"""
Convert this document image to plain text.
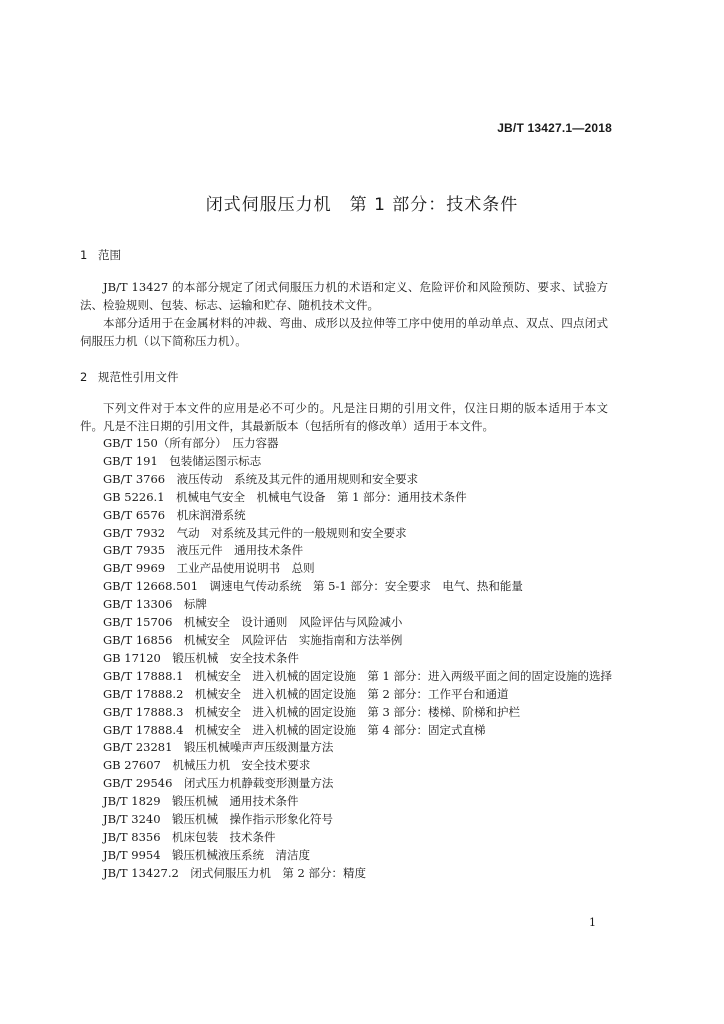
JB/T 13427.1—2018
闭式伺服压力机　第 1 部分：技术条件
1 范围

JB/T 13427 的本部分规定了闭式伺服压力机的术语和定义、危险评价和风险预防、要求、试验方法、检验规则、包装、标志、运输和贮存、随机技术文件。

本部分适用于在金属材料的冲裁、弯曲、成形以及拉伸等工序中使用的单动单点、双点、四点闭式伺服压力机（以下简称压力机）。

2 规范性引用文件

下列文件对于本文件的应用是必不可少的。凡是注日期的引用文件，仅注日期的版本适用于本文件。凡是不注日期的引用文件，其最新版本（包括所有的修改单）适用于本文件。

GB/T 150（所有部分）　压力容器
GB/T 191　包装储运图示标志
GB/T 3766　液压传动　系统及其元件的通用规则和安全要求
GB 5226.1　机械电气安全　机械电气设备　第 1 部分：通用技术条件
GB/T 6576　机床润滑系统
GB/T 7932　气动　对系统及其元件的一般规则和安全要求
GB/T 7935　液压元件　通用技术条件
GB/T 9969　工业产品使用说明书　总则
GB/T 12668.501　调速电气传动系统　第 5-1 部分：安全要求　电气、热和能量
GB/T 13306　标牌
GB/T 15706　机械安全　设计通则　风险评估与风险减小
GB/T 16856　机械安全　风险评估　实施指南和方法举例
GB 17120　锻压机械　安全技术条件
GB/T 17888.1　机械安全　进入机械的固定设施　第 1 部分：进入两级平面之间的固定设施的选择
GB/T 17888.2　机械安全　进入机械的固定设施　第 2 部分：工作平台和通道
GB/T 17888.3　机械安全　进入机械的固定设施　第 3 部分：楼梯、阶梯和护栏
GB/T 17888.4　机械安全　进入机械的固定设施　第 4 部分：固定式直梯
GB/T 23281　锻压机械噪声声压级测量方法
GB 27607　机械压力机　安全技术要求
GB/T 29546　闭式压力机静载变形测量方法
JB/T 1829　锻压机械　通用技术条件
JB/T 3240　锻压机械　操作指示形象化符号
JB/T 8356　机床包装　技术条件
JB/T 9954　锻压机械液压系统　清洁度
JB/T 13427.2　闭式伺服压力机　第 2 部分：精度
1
"""
"""
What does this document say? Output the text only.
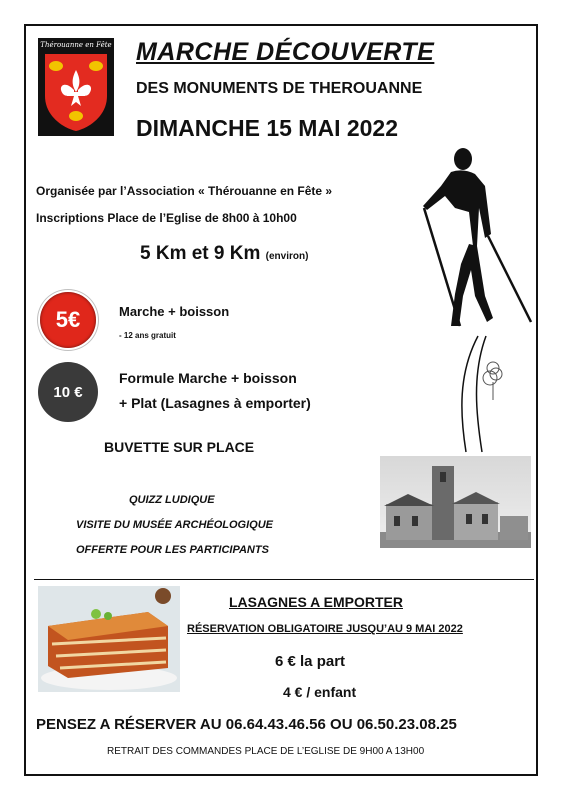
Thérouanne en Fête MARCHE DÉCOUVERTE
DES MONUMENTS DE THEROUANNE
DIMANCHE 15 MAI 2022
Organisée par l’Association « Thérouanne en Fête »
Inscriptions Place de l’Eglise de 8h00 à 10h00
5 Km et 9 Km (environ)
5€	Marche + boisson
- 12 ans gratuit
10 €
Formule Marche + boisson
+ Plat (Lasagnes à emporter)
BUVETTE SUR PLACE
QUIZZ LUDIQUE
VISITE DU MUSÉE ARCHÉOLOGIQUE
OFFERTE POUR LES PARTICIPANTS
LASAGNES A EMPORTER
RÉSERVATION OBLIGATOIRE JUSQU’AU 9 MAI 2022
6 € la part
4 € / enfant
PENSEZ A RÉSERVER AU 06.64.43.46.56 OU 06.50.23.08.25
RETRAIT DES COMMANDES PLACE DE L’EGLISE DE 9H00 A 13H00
"""
### [WHAT YOU HAVE TO DO]
Within the entries above, how many lines contain "Fête"? Respond with the number only.

### [OUTPUT FOR THIS TASK]
2